▶ Objective:
Repeat each line of the material below exactly as it appears, minus any pictures.

+ + +

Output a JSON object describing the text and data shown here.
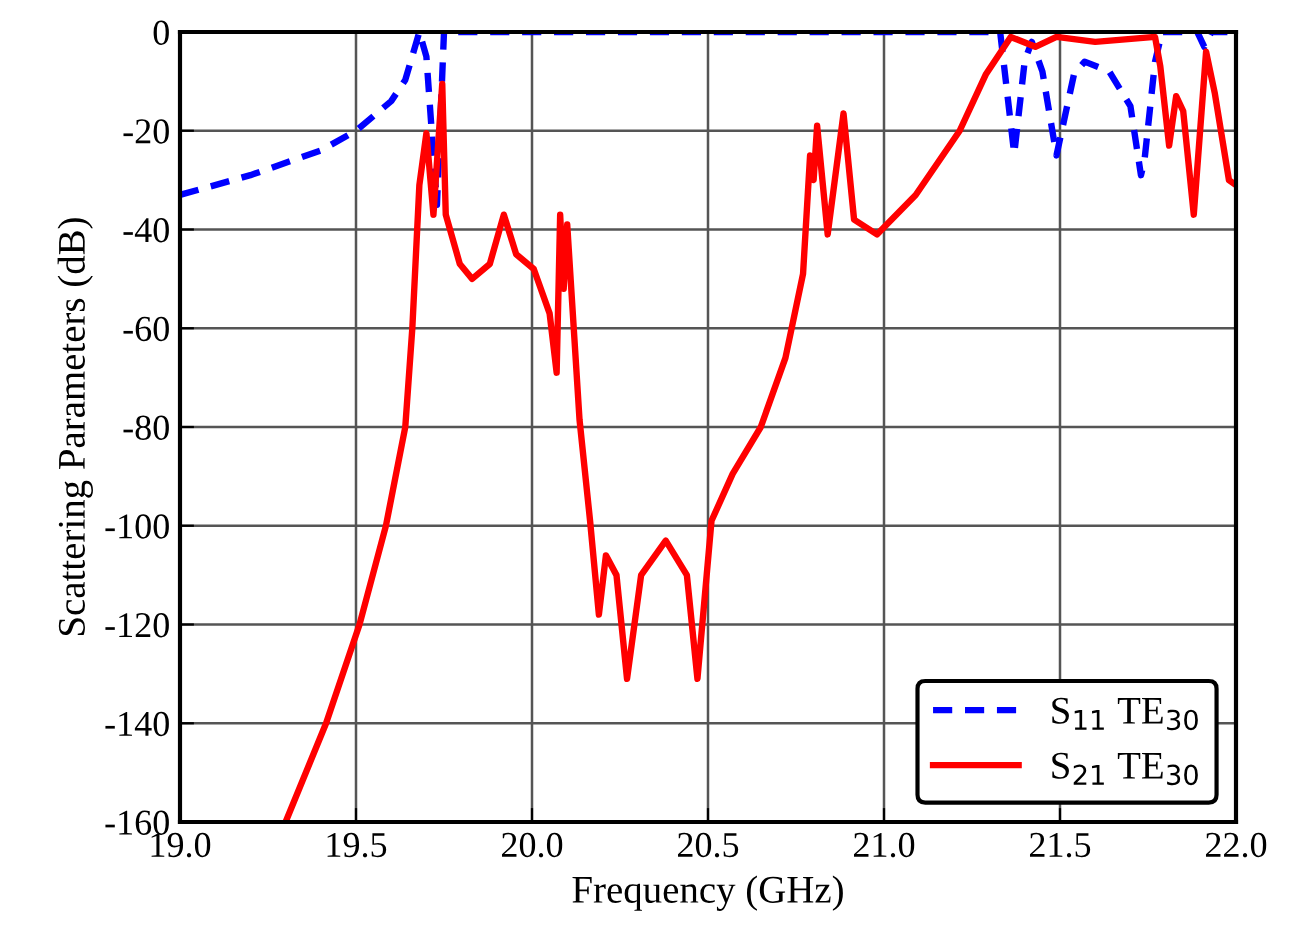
{
  "chart_data": {
    "type": "line",
    "xlabel": "Frequency (GHz)",
    "ylabel": "Scattering Parameters (dB)",
    "xlim": [
      19.0,
      22.0
    ],
    "ylim": [
      -160,
      0
    ],
    "xticks": [
      {
        "value": 19.0,
        "label": "19.0"
      },
      {
        "value": 19.5,
        "label": "19.5"
      },
      {
        "value": 20.0,
        "label": "20.0"
      },
      {
        "value": 20.5,
        "label": "20.5"
      },
      {
        "value": 21.0,
        "label": "21.0"
      },
      {
        "value": 21.5,
        "label": "21.5"
      },
      {
        "value": 22.0,
        "label": "22.0"
      }
    ],
    "yticks": [
      -160,
      -140,
      -120,
      -100,
      -80,
      -60,
      -40,
      -20,
      0
    ],
    "grid": true,
    "legend": "bottom right",
    "series": [
      {
        "name": "S$_{11}$ TE$_{30}$",
        "color": "#0000ff",
        "line_style": "dashed",
        "x": [
          19.0,
          19.2,
          19.4,
          19.5,
          19.6,
          19.64,
          19.68,
          19.7,
          19.72,
          19.73,
          19.75,
          20.0,
          20.5,
          21.0,
          21.33,
          21.37,
          21.4,
          21.42,
          21.45,
          21.49,
          21.54,
          21.57,
          21.64,
          21.7,
          21.73,
          21.74,
          21.77,
          21.79,
          21.89,
          21.91,
          21.93,
          22.0
        ],
        "values": [
          -33,
          -29,
          -24,
          -20,
          -14,
          -9.7,
          0,
          -5,
          -25,
          -35,
          0,
          0,
          0,
          0,
          0,
          -24.7,
          -5.7,
          -2,
          -8,
          -25,
          -8.5,
          -6,
          -8,
          -15,
          -29,
          -26,
          -6,
          0,
          0,
          -3,
          0,
          0
        ]
      },
      {
        "name": "S$_{21}$ TE$_{30}$",
        "color": "#ff0000",
        "line_style": "solid",
        "x": [
          19.3,
          19.415,
          19.51,
          19.585,
          19.64,
          19.66,
          19.68,
          19.7,
          19.72,
          19.745,
          19.755,
          19.795,
          19.83,
          19.88,
          19.92,
          19.955,
          20.005,
          20.05,
          20.07,
          20.08,
          20.09,
          20.1,
          20.135,
          20.165,
          20.19,
          20.21,
          20.24,
          20.27,
          20.31,
          20.38,
          20.44,
          20.47,
          20.51,
          20.57,
          20.65,
          20.72,
          20.77,
          20.79,
          20.8,
          20.81,
          20.84,
          20.885,
          20.915,
          20.98,
          21.09,
          21.215,
          21.29,
          21.36,
          21.43,
          21.49,
          21.6,
          21.77,
          21.785,
          21.81,
          21.83,
          21.85,
          21.88,
          21.915,
          21.94,
          21.98,
          22.0
        ],
        "values": [
          -160,
          -140,
          -120,
          -100,
          -80,
          -60,
          -31,
          -20.5,
          -37,
          -10.5,
          -37,
          -47,
          -50,
          -47,
          -37,
          -45,
          -48,
          -57,
          -69,
          -37,
          -52,
          -39,
          -78.5,
          -99,
          -118,
          -106,
          -110,
          -131,
          -110,
          -103,
          -110,
          -131,
          -99,
          -89.5,
          -80,
          -66,
          -49,
          -25,
          -30,
          -19,
          -41,
          -16.5,
          -38,
          -41,
          -33,
          -20,
          -8.5,
          -1,
          -3,
          -1,
          -2,
          -1,
          -7,
          -23,
          -13,
          -16,
          -37,
          -4,
          -12.5,
          -30,
          -31
        ]
      }
    ]
  }
}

+ + +

▶ Solved problem:
Output a JSON object describing the text and data shown here.
{
  "chart_data": {
    "type": "line",
    "xlabel": "Frequency (GHz)",
    "ylabel": "Scattering Parameters (dB)",
    "xlim": [
      19.0,
      22.0
    ],
    "ylim": [
      -160,
      0
    ],
    "xticks": [
      {
        "value": 19.0,
        "label": "19.0"
      },
      {
        "value": 19.5,
        "label": "19.5"
      },
      {
        "value": 20.0,
        "label": "20.0"
      },
      {
        "value": 20.5,
        "label": "20.5"
      },
      {
        "value": 21.0,
        "label": "21.0"
      },
      {
        "value": 21.5,
        "label": "21.5"
      },
      {
        "value": 22.0,
        "label": "22.0"
      }
    ],
    "yticks": [
      -160,
      -140,
      -120,
      -100,
      -80,
      -60,
      -40,
      -20,
      0
    ],
    "grid": true,
    "legend": "bottom right",
    "series": [
      {
        "name": "S$_{11}$ TE$_{30}$",
        "color": "#0000ff",
        "line_style": "dashed",
        "x": [
          19.0,
          19.2,
          19.4,
          19.5,
          19.6,
          19.64,
          19.68,
          19.7,
          19.72,
          19.73,
          19.75,
          20.0,
          20.5,
          21.0,
          21.33,
          21.37,
          21.4,
          21.42,
          21.45,
          21.49,
          21.54,
          21.57,
          21.64,
          21.7,
          21.73,
          21.74,
          21.77,
          21.79,
          21.89,
          21.91,
          21.93,
          22.0
        ],
        "values": [
          -33,
          -29,
          -24,
          -20,
          -14,
          -9.7,
          0,
          -5,
          -25,
          -35,
          0,
          0,
          0,
          0,
          0,
          -24.7,
          -5.7,
          -2,
          -8,
          -25,
          -8.5,
          -6,
          -8,
          -15,
          -29,
          -26,
          -6,
          0,
          0,
          -3,
          0,
          0
        ]
      },
      {
        "name": "S$_{21}$ TE$_{30}$",
        "color": "#ff0000",
        "line_style": "solid",
        "x": [
          19.3,
          19.415,
          19.51,
          19.585,
          19.64,
          19.66,
          19.68,
          19.7,
          19.72,
          19.745,
          19.755,
          19.795,
          19.83,
          19.88,
          19.92,
          19.955,
          20.005,
          20.05,
          20.07,
          20.08,
          20.09,
          20.1,
          20.135,
          20.165,
          20.19,
          20.21,
          20.24,
          20.27,
          20.31,
          20.38,
          20.44,
          20.47,
          20.51,
          20.57,
          20.65,
          20.72,
          20.77,
          20.79,
          20.8,
          20.81,
          20.84,
          20.885,
          20.915,
          20.98,
          21.09,
          21.215,
          21.29,
          21.36,
          21.43,
          21.49,
          21.6,
          21.77,
          21.785,
          21.81,
          21.83,
          21.85,
          21.88,
          21.915,
          21.94,
          21.98,
          22.0
        ],
        "values": [
          -160,
          -140,
          -120,
          -100,
          -80,
          -60,
          -31,
          -20.5,
          -37,
          -10.5,
          -37,
          -47,
          -50,
          -47,
          -37,
          -45,
          -48,
          -57,
          -69,
          -37,
          -52,
          -39,
          -78.5,
          -99,
          -118,
          -106,
          -110,
          -131,
          -110,
          -103,
          -110,
          -131,
          -99,
          -89.5,
          -80,
          -66,
          -49,
          -25,
          -30,
          -19,
          -41,
          -16.5,
          -38,
          -41,
          -33,
          -20,
          -8.5,
          -1,
          -3,
          -1,
          -2,
          -1,
          -7,
          -23,
          -13,
          -16,
          -37,
          -4,
          -12.5,
          -30,
          -31
        ]
      }
    ]
  }
}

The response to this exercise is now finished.